* [Directions]
Images embedded in the records are excluded; print everything else exactly as given.

[Collected data entries]
--

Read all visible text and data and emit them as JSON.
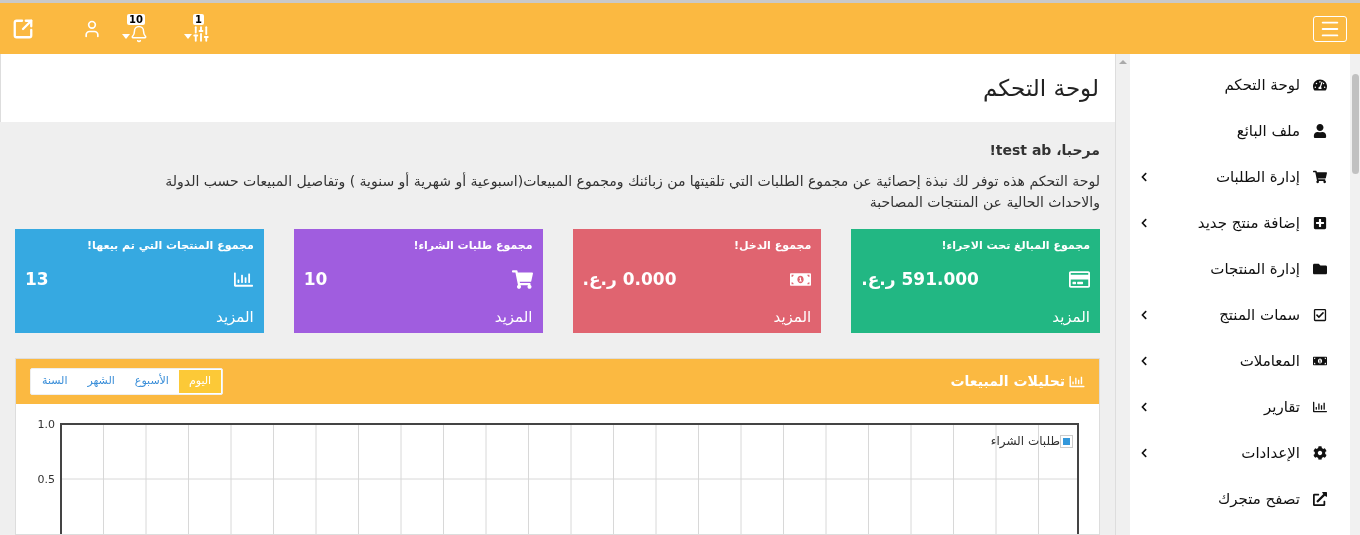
{
  "topbar": {
    "notifications_badge": "10",
    "settings_badge": "1"
  },
  "page_title": "لوحة التحكم",
  "welcome": {
    "title": "مرحبا، test ab!",
    "text": "لوحة التحكم هذه توفر لك نبذة إحصائية عن مجموع الطلبات التي تلقيتها من زبائنك ومجموع المبيعات(اسبوعية أو شهرية أو سنوية ) وتفاصيل المبيعات حسب الدولة والاحداث الحالية عن المنتجات المصاحبة"
  },
  "stat_cards": [
    {
      "title": "مجموع المبالغ تحت الاجراء!",
      "value": "591.000 ر.ع.",
      "more": "المزيد",
      "kind": "card",
      "color": "#22b783"
    },
    {
      "title": "مجموع الدخل!",
      "value": "0.000 ر.ع.",
      "more": "المزيد",
      "kind": "money",
      "color": "#e06470"
    },
    {
      "title": "مجموع طلبات الشراء!",
      "value": "10",
      "more": "المزيد",
      "kind": "cart",
      "color": "#a05ddf"
    },
    {
      "title": "مجموع المنتجات التي تم بيعها!",
      "value": "13",
      "more": "المزيد",
      "kind": "chart",
      "color": "#36a9e1"
    }
  ],
  "sales_panel": {
    "title": "تحليلات المبيعات",
    "tabs": [
      {
        "label": "اليوم",
        "selected": true
      },
      {
        "label": "الأسبوع",
        "selected": false
      },
      {
        "label": "الشهر",
        "selected": false
      },
      {
        "label": "السنة",
        "selected": false
      }
    ],
    "chart_data": {
      "type": "line",
      "ylim": [
        0,
        1
      ],
      "yticks": [
        {
          "value": 1,
          "label": "1.0"
        },
        {
          "value": 0.5,
          "label": "0.5"
        }
      ],
      "series": [
        {
          "name": "طلبات الشراء",
          "color": "#3498db"
        }
      ]
    }
  },
  "sidebar": {
    "items": [
      {
        "label": "لوحة التحكم",
        "kind": "gauge",
        "expandable": false
      },
      {
        "label": "ملف البائع",
        "kind": "user",
        "expandable": false
      },
      {
        "label": "إدارة الطلبات",
        "kind": "cart",
        "expandable": true
      },
      {
        "label": "إضافة منتج جديد",
        "kind": "plus",
        "expandable": true
      },
      {
        "label": "إدارة المنتجات",
        "kind": "folder",
        "expandable": false
      },
      {
        "label": "سمات المنتج",
        "kind": "check",
        "expandable": true
      },
      {
        "label": "المعاملات",
        "kind": "money",
        "expandable": true
      },
      {
        "label": "تقارير",
        "kind": "chart",
        "expandable": true
      },
      {
        "label": "الإعدادات",
        "kind": "gear",
        "expandable": true
      },
      {
        "label": "تصفح متجرك",
        "kind": "external",
        "expandable": false
      }
    ]
  }
}
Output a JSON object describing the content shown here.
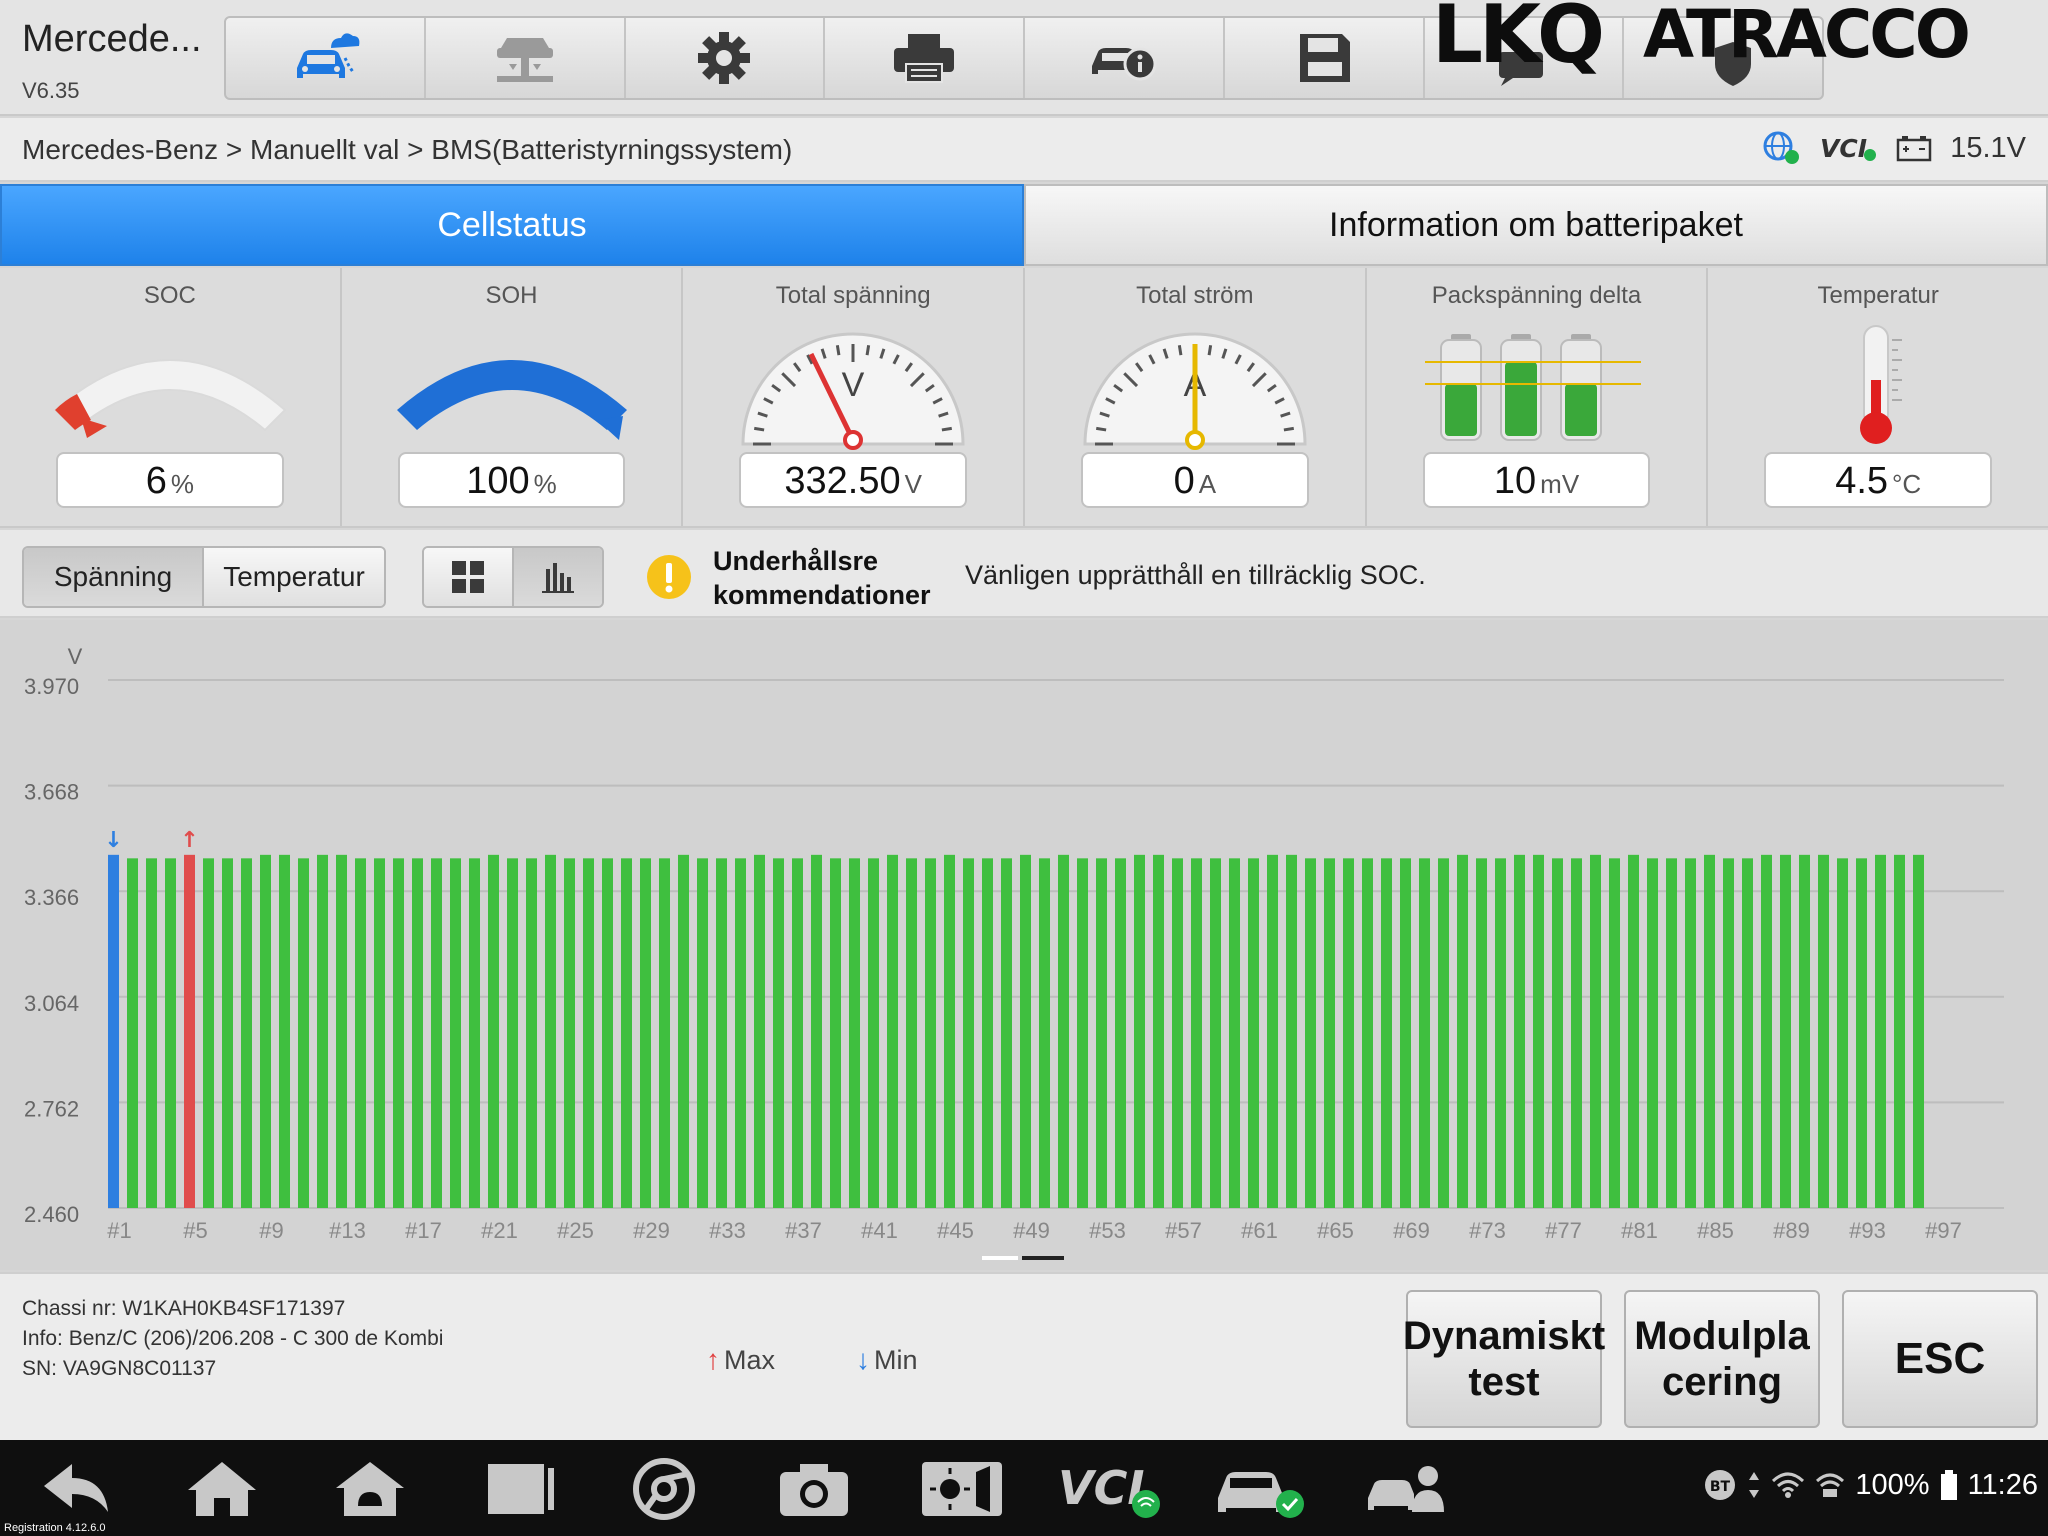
{
  "app": {
    "title": "Mercede...",
    "version": "V6.35"
  },
  "brand": {
    "lkq": "LKQ",
    "atracco": "ATRACCO"
  },
  "toolbar": {
    "items": [
      "car-cloud-icon",
      "lift-icon",
      "gear-icon",
      "printer-icon",
      "car-info-icon",
      "save-icon",
      "chat-icon",
      "shield-icon"
    ]
  },
  "breadcrumb": "Mercedes-Benz > Manuellt val > BMS(Batteristyrningssystem)",
  "status": {
    "vci": "VCI",
    "battery_voltage": "15.1V"
  },
  "tabs": [
    {
      "label": "Cellstatus",
      "active": true
    },
    {
      "label": "Information om batteripaket",
      "active": false
    }
  ],
  "metrics": {
    "soc": {
      "label": "SOC",
      "value": "6",
      "unit": "%"
    },
    "soh": {
      "label": "SOH",
      "value": "100",
      "unit": "%"
    },
    "total_voltage": {
      "label": "Total spänning",
      "value": "332.50",
      "unit": "V",
      "gauge_letter": "V"
    },
    "total_current": {
      "label": "Total ström",
      "value": "0",
      "unit": "A",
      "gauge_letter": "A"
    },
    "pack_delta": {
      "label": "Packspänning delta",
      "value": "10",
      "unit": "mV"
    },
    "temperature": {
      "label": "Temperatur",
      "value": "4.5",
      "unit": "°C"
    }
  },
  "controls": {
    "mode_buttons": [
      "Spänning",
      "Temperatur"
    ],
    "mode_selected": "Spänning",
    "view_buttons": [
      "grid-view-icon",
      "bar-chart-icon"
    ],
    "view_selected": "bar-chart-icon"
  },
  "maintenance": {
    "title": "Underhållsre kommendationer",
    "text": "Vänligen upprätthåll en tillräcklig SOC."
  },
  "chart_data": {
    "type": "bar",
    "ylabel": "V",
    "ylim": [
      2.46,
      3.97
    ],
    "yticks": [
      "3.970",
      "3.668",
      "3.366",
      "3.064",
      "2.762",
      "2.460"
    ],
    "xtick_labels": [
      "#1",
      "#5",
      "#9",
      "#13",
      "#17",
      "#21",
      "#25",
      "#29",
      "#33",
      "#37",
      "#41",
      "#45",
      "#49",
      "#53",
      "#57",
      "#61",
      "#65",
      "#69",
      "#73",
      "#77",
      "#81",
      "#85",
      "#89",
      "#93",
      "#97"
    ],
    "cell_count": 96,
    "values": [
      3.47,
      3.46,
      3.46,
      3.46,
      3.47,
      3.46,
      3.46,
      3.46,
      3.47,
      3.47,
      3.46,
      3.47,
      3.47,
      3.46,
      3.46,
      3.46,
      3.46,
      3.46,
      3.46,
      3.46,
      3.47,
      3.46,
      3.46,
      3.47,
      3.46,
      3.46,
      3.46,
      3.46,
      3.46,
      3.46,
      3.47,
      3.46,
      3.46,
      3.46,
      3.47,
      3.46,
      3.46,
      3.47,
      3.46,
      3.46,
      3.46,
      3.47,
      3.46,
      3.46,
      3.47,
      3.46,
      3.46,
      3.46,
      3.47,
      3.46,
      3.47,
      3.46,
      3.46,
      3.46,
      3.47,
      3.47,
      3.46,
      3.46,
      3.46,
      3.46,
      3.46,
      3.47,
      3.47,
      3.46,
      3.46,
      3.46,
      3.46,
      3.46,
      3.46,
      3.46,
      3.46,
      3.47,
      3.46,
      3.46,
      3.47,
      3.47,
      3.46,
      3.46,
      3.47,
      3.46,
      3.47,
      3.46,
      3.46,
      3.46,
      3.47,
      3.46,
      3.46,
      3.47,
      3.47,
      3.47,
      3.47,
      3.46,
      3.46,
      3.47,
      3.47,
      3.47
    ],
    "min_index": 1,
    "max_index": 5,
    "colors": {
      "bar": "#3fbf3f",
      "min": "#2e7fe0",
      "max": "#e04c4c",
      "grid": "#bdbdbd"
    }
  },
  "footer": {
    "info": [
      "Chassi nr: W1KAH0KB4SF171397",
      "Info: Benz/C (206)/206.208 - C 300 de Kombi",
      "SN: VA9GN8C01137"
    ],
    "legend_max": "Max",
    "legend_min": "Min",
    "buttons": {
      "dynamic": "Dynamiskt test",
      "module": "Modulpla cering",
      "esc": "ESC"
    }
  },
  "system_bar": {
    "battery": "100%",
    "time": "11:26",
    "registration": "Registration 4.12.6.0",
    "bt": "BT"
  }
}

--

* [Reply to the task]
Read all visible text and data and emit them as JSON.
{
  "topbar": {
    "notifications_badge": "10",
    "settings_badge": "1"
  },
  "page_title": "لوحة التحكم",
  "welcome": {
    "title": "مرحبا، test ab!",
    "text": "لوحة التحكم هذه توفر لك نبذة إحصائية عن مجموع الطلبات التي تلقيتها من زبائنك ومجموع المبيعات(اسبوعية أو شهرية أو سنوية ) وتفاصيل المبيعات حسب الدولة والاحداث الحالية عن المنتجات المصاحبة"
  },
  "stat_cards": [
    {
      "title": "مجموع المبالغ تحت الاجراء!",
      "value": "591.000 ر.ع.",
      "more": "المزيد",
      "kind": "card",
      "color": "#22b783"
    },
    {
      "title": "مجموع الدخل!",
      "value": "0.000 ر.ع.",
      "more": "المزيد",
      "kind": "money",
      "color": "#e06470"
    },
    {
      "title": "مجموع طلبات الشراء!",
      "value": "10",
      "more": "المزيد",
      "kind": "cart",
      "color": "#a05ddf"
    },
    {
      "title": "مجموع المنتجات التي تم بيعها!",
      "value": "13",
      "more": "المزيد",
      "kind": "chart",
      "color": "#36a9e1"
    }
  ],
  "sales_panel": {
    "title": "تحليلات المبيعات",
    "tabs": [
      {
        "label": "اليوم",
        "selected": true
      },
      {
        "label": "الأسبوع",
        "selected": false
      },
      {
        "label": "الشهر",
        "selected": false
      },
      {
        "label": "السنة",
        "selected": false
      }
    ],
    "chart_data": {
      "type": "line",
      "ylim": [
        0,
        1
      ],
      "yticks": [
        {
          "value": 1,
          "label": "1.0"
        },
        {
          "value": 0.5,
          "label": "0.5"
        }
      ],
      "series": [
        {
          "name": "طلبات الشراء",
          "color": "#3498db"
        }
      ]
    }
  },
  "sidebar": {
    "items": [
      {
        "label": "لوحة التحكم",
        "kind": "gauge",
        "expandable": false
      },
      {
        "label": "ملف البائع",
        "kind": "user",
        "expandable": false
      },
      {
        "label": "إدارة الطلبات",
        "kind": "cart",
        "expandable": true
      },
      {
        "label": "إضافة منتج جديد",
        "kind": "plus",
        "expandable": true
      },
      {
        "label": "إدارة المنتجات",
        "kind": "folder",
        "expandable": false
      },
      {
        "label": "سمات المنتج",
        "kind": "check",
        "expandable": true
      },
      {
        "label": "المعاملات",
        "kind": "money",
        "expandable": true
      },
      {
        "label": "تقارير",
        "kind": "chart",
        "expandable": true
      },
      {
        "label": "الإعدادات",
        "kind": "gear",
        "expandable": true
      },
      {
        "label": "تصفح متجرك",
        "kind": "external",
        "expandable": false
      }
    ]
  }
}
Output a JSON object describing the content shown here.
{
  "app": {
    "title": "Mercede...",
    "version": "V6.35"
  },
  "brand": {
    "lkq": "LKQ",
    "atracco": "ATRACCO"
  },
  "toolbar": {
    "items": [
      "car-cloud-icon",
      "lift-icon",
      "gear-icon",
      "printer-icon",
      "car-info-icon",
      "save-icon",
      "chat-icon",
      "shield-icon"
    ]
  },
  "breadcrumb": "Mercedes-Benz > Manuellt val > BMS(Batteristyrningssystem)",
  "status": {
    "vci": "VCI",
    "battery_voltage": "15.1V"
  },
  "tabs": [
    {
      "label": "Cellstatus",
      "active": true
    },
    {
      "label": "Information om batteripaket",
      "active": false
    }
  ],
  "metrics": {
    "soc": {
      "label": "SOC",
      "value": "6",
      "unit": "%"
    },
    "soh": {
      "label": "SOH",
      "value": "100",
      "unit": "%"
    },
    "total_voltage": {
      "label": "Total spänning",
      "value": "332.50",
      "unit": "V",
      "gauge_letter": "V"
    },
    "total_current": {
      "label": "Total ström",
      "value": "0",
      "unit": "A",
      "gauge_letter": "A"
    },
    "pack_delta": {
      "label": "Packspänning delta",
      "value": "10",
      "unit": "mV"
    },
    "temperature": {
      "label": "Temperatur",
      "value": "4.5",
      "unit": "°C"
    }
  },
  "controls": {
    "mode_buttons": [
      "Spänning",
      "Temperatur"
    ],
    "mode_selected": "Spänning",
    "view_buttons": [
      "grid-view-icon",
      "bar-chart-icon"
    ],
    "view_selected": "bar-chart-icon"
  },
  "maintenance": {
    "title": "Underhållsre kommendationer",
    "text": "Vänligen upprätthåll en tillräcklig SOC."
  },
  "chart_data": {
    "type": "bar",
    "ylabel": "V",
    "ylim": [
      2.46,
      3.97
    ],
    "yticks": [
      "3.970",
      "3.668",
      "3.366",
      "3.064",
      "2.762",
      "2.460"
    ],
    "xtick_labels": [
      "#1",
      "#5",
      "#9",
      "#13",
      "#17",
      "#21",
      "#25",
      "#29",
      "#33",
      "#37",
      "#41",
      "#45",
      "#49",
      "#53",
      "#57",
      "#61",
      "#65",
      "#69",
      "#73",
      "#77",
      "#81",
      "#85",
      "#89",
      "#93",
      "#97"
    ],
    "cell_count": 96,
    "values": [
      3.47,
      3.46,
      3.46,
      3.46,
      3.47,
      3.46,
      3.46,
      3.46,
      3.47,
      3.47,
      3.46,
      3.47,
      3.47,
      3.46,
      3.46,
      3.46,
      3.46,
      3.46,
      3.46,
      3.46,
      3.47,
      3.46,
      3.46,
      3.47,
      3.46,
      3.46,
      3.46,
      3.46,
      3.46,
      3.46,
      3.47,
      3.46,
      3.46,
      3.46,
      3.47,
      3.46,
      3.46,
      3.47,
      3.46,
      3.46,
      3.46,
      3.47,
      3.46,
      3.46,
      3.47,
      3.46,
      3.46,
      3.46,
      3.47,
      3.46,
      3.47,
      3.46,
      3.46,
      3.46,
      3.47,
      3.47,
      3.46,
      3.46,
      3.46,
      3.46,
      3.46,
      3.47,
      3.47,
      3.46,
      3.46,
      3.46,
      3.46,
      3.46,
      3.46,
      3.46,
      3.46,
      3.47,
      3.46,
      3.46,
      3.47,
      3.47,
      3.46,
      3.46,
      3.47,
      3.46,
      3.47,
      3.46,
      3.46,
      3.46,
      3.47,
      3.46,
      3.46,
      3.47,
      3.47,
      3.47,
      3.47,
      3.46,
      3.46,
      3.47,
      3.47,
      3.47
    ],
    "min_index": 1,
    "max_index": 5,
    "colors": {
      "bar": "#3fbf3f",
      "min": "#2e7fe0",
      "max": "#e04c4c",
      "grid": "#bdbdbd"
    }
  },
  "footer": {
    "info": [
      "Chassi nr: W1KAH0KB4SF171397",
      "Info: Benz/C (206)/206.208 - C 300 de Kombi",
      "SN: VA9GN8C01137"
    ],
    "legend_max": "Max",
    "legend_min": "Min",
    "buttons": {
      "dynamic": "Dynamiskt test",
      "module": "Modulpla cering",
      "esc": "ESC"
    }
  },
  "system_bar": {
    "battery": "100%",
    "time": "11:26",
    "registration": "Registration 4.12.6.0",
    "bt": "BT"
  }
}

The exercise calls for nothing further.